* Begin Rows *
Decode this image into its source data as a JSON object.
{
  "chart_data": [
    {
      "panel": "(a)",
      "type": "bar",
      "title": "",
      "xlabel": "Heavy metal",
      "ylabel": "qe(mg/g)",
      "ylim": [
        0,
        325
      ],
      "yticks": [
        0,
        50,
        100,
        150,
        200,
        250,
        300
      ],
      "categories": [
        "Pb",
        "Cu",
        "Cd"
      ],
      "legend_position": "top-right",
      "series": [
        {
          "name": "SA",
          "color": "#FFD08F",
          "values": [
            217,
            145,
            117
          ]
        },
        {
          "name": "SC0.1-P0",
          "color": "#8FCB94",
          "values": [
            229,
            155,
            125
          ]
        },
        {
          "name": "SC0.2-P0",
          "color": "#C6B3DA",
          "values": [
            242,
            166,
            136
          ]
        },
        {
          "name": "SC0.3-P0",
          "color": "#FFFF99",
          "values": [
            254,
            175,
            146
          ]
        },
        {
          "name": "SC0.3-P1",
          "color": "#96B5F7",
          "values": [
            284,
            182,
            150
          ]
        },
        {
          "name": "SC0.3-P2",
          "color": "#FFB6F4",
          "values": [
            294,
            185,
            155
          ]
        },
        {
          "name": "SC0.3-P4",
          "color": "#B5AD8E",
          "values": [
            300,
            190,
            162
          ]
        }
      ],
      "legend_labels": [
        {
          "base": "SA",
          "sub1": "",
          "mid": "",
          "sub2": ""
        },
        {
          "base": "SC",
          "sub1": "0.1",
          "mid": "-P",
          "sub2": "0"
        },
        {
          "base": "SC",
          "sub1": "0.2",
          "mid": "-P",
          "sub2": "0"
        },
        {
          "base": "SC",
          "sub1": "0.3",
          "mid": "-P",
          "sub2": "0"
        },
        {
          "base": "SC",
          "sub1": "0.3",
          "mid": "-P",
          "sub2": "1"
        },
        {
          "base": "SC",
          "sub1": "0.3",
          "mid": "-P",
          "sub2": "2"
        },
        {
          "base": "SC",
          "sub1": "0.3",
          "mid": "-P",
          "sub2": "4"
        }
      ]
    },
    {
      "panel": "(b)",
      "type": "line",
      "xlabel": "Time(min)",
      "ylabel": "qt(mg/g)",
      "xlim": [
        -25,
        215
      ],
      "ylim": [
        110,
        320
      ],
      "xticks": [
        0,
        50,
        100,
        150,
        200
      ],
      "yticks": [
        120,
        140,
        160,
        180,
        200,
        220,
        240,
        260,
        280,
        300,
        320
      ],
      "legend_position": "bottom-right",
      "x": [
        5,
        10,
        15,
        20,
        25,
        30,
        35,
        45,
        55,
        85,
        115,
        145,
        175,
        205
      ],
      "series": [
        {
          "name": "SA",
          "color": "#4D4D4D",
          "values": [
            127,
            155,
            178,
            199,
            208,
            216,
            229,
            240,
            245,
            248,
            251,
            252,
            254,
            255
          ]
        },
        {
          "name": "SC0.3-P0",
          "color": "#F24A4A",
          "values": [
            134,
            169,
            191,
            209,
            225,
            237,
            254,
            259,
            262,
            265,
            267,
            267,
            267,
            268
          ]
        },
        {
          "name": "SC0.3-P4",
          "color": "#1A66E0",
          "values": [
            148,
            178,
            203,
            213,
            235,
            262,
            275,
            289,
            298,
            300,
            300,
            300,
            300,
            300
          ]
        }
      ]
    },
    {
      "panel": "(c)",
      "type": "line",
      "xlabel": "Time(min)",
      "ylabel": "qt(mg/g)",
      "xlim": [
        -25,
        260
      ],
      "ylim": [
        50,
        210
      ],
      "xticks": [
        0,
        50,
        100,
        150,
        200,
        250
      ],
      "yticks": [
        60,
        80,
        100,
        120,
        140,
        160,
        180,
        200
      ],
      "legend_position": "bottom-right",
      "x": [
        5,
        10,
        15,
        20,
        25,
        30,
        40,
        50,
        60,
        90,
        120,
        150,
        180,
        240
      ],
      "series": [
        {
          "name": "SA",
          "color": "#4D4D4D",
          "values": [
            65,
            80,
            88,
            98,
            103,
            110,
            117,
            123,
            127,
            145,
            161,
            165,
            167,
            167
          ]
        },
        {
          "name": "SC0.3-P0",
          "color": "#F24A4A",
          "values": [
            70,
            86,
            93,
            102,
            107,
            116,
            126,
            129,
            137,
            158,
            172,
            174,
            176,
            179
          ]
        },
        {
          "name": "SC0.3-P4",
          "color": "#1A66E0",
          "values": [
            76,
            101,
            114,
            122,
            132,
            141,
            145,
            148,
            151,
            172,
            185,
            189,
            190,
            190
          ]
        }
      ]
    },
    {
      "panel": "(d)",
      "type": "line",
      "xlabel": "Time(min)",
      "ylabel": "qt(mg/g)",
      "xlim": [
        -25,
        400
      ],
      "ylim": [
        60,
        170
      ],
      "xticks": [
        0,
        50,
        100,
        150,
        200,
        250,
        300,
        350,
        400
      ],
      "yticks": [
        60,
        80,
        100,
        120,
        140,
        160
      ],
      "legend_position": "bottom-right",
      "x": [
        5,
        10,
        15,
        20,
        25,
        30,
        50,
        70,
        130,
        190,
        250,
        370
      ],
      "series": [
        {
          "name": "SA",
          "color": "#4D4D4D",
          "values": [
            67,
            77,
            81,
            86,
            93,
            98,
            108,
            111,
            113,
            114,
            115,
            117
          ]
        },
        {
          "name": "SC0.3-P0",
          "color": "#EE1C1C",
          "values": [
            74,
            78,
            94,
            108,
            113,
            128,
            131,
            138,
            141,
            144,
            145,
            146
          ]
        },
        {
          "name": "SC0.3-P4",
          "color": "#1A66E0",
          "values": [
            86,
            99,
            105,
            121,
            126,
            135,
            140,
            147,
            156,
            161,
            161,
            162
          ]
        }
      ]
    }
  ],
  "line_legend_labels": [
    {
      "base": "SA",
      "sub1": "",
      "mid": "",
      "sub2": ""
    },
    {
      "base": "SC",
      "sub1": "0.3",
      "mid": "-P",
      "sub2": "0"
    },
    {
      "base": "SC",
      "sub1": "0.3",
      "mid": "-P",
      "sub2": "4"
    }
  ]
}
* End Rows *
What the task asks: Quote all of the entries verbatim.

Finished answer:
Decode this image into its source data as a JSON object.
{
  "chart_data": [
    {
      "panel": "(a)",
      "type": "bar",
      "title": "",
      "xlabel": "Heavy metal",
      "ylabel": "qe(mg/g)",
      "ylim": [
        0,
        325
      ],
      "yticks": [
        0,
        50,
        100,
        150,
        200,
        250,
        300
      ],
      "categories": [
        "Pb",
        "Cu",
        "Cd"
      ],
      "legend_position": "top-right",
      "series": [
        {
          "name": "SA",
          "color": "#FFD08F",
          "values": [
            217,
            145,
            117
          ]
        },
        {
          "name": "SC0.1-P0",
          "color": "#8FCB94",
          "values": [
            229,
            155,
            125
          ]
        },
        {
          "name": "SC0.2-P0",
          "color": "#C6B3DA",
          "values": [
            242,
            166,
            136
          ]
        },
        {
          "name": "SC0.3-P0",
          "color": "#FFFF99",
          "values": [
            254,
            175,
            146
          ]
        },
        {
          "name": "SC0.3-P1",
          "color": "#96B5F7",
          "values": [
            284,
            182,
            150
          ]
        },
        {
          "name": "SC0.3-P2",
          "color": "#FFB6F4",
          "values": [
            294,
            185,
            155
          ]
        },
        {
          "name": "SC0.3-P4",
          "color": "#B5AD8E",
          "values": [
            300,
            190,
            162
          ]
        }
      ],
      "legend_labels": [
        {
          "base": "SA",
          "sub1": "",
          "mid": "",
          "sub2": ""
        },
        {
          "base": "SC",
          "sub1": "0.1",
          "mid": "-P",
          "sub2": "0"
        },
        {
          "base": "SC",
          "sub1": "0.2",
          "mid": "-P",
          "sub2": "0"
        },
        {
          "base": "SC",
          "sub1": "0.3",
          "mid": "-P",
          "sub2": "0"
        },
        {
          "base": "SC",
          "sub1": "0.3",
          "mid": "-P",
          "sub2": "1"
        },
        {
          "base": "SC",
          "sub1": "0.3",
          "mid": "-P",
          "sub2": "2"
        },
        {
          "base": "SC",
          "sub1": "0.3",
          "mid": "-P",
          "sub2": "4"
        }
      ]
    },
    {
      "panel": "(b)",
      "type": "line",
      "xlabel": "Time(min)",
      "ylabel": "qt(mg/g)",
      "xlim": [
        -25,
        215
      ],
      "ylim": [
        110,
        320
      ],
      "xticks": [
        0,
        50,
        100,
        150,
        200
      ],
      "yticks": [
        120,
        140,
        160,
        180,
        200,
        220,
        240,
        260,
        280,
        300,
        320
      ],
      "legend_position": "bottom-right",
      "x": [
        5,
        10,
        15,
        20,
        25,
        30,
        35,
        45,
        55,
        85,
        115,
        145,
        175,
        205
      ],
      "series": [
        {
          "name": "SA",
          "color": "#4D4D4D",
          "values": [
            127,
            155,
            178,
            199,
            208,
            216,
            229,
            240,
            245,
            248,
            251,
            252,
            254,
            255
          ]
        },
        {
          "name": "SC0.3-P0",
          "color": "#F24A4A",
          "values": [
            134,
            169,
            191,
            209,
            225,
            237,
            254,
            259,
            262,
            265,
            267,
            267,
            267,
            268
          ]
        },
        {
          "name": "SC0.3-P4",
          "color": "#1A66E0",
          "values": [
            148,
            178,
            203,
            213,
            235,
            262,
            275,
            289,
            298,
            300,
            300,
            300,
            300,
            300
          ]
        }
      ]
    },
    {
      "panel": "(c)",
      "type": "line",
      "xlabel": "Time(min)",
      "ylabel": "qt(mg/g)",
      "xlim": [
        -25,
        260
      ],
      "ylim": [
        50,
        210
      ],
      "xticks": [
        0,
        50,
        100,
        150,
        200,
        250
      ],
      "yticks": [
        60,
        80,
        100,
        120,
        140,
        160,
        180,
        200
      ],
      "legend_position": "bottom-right",
      "x": [
        5,
        10,
        15,
        20,
        25,
        30,
        40,
        50,
        60,
        90,
        120,
        150,
        180,
        240
      ],
      "series": [
        {
          "name": "SA",
          "color": "#4D4D4D",
          "values": [
            65,
            80,
            88,
            98,
            103,
            110,
            117,
            123,
            127,
            145,
            161,
            165,
            167,
            167
          ]
        },
        {
          "name": "SC0.3-P0",
          "color": "#F24A4A",
          "values": [
            70,
            86,
            93,
            102,
            107,
            116,
            126,
            129,
            137,
            158,
            172,
            174,
            176,
            179
          ]
        },
        {
          "name": "SC0.3-P4",
          "color": "#1A66E0",
          "values": [
            76,
            101,
            114,
            122,
            132,
            141,
            145,
            148,
            151,
            172,
            185,
            189,
            190,
            190
          ]
        }
      ]
    },
    {
      "panel": "(d)",
      "type": "line",
      "xlabel": "Time(min)",
      "ylabel": "qt(mg/g)",
      "xlim": [
        -25,
        400
      ],
      "ylim": [
        60,
        170
      ],
      "xticks": [
        0,
        50,
        100,
        150,
        200,
        250,
        300,
        350,
        400
      ],
      "yticks": [
        60,
        80,
        100,
        120,
        140,
        160
      ],
      "legend_position": "bottom-right",
      "x": [
        5,
        10,
        15,
        20,
        25,
        30,
        50,
        70,
        130,
        190,
        250,
        370
      ],
      "series": [
        {
          "name": "SA",
          "color": "#4D4D4D",
          "values": [
            67,
            77,
            81,
            86,
            93,
            98,
            108,
            111,
            113,
            114,
            115,
            117
          ]
        },
        {
          "name": "SC0.3-P0",
          "color": "#EE1C1C",
          "values": [
            74,
            78,
            94,
            108,
            113,
            128,
            131,
            138,
            141,
            144,
            145,
            146
          ]
        },
        {
          "name": "SC0.3-P4",
          "color": "#1A66E0",
          "values": [
            86,
            99,
            105,
            121,
            126,
            135,
            140,
            147,
            156,
            161,
            161,
            162
          ]
        }
      ]
    }
  ],
  "line_legend_labels": [
    {
      "base": "SA",
      "sub1": "",
      "mid": "",
      "sub2": ""
    },
    {
      "base": "SC",
      "sub1": "0.3",
      "mid": "-P",
      "sub2": "0"
    },
    {
      "base": "SC",
      "sub1": "0.3",
      "mid": "-P",
      "sub2": "4"
    }
  ]
}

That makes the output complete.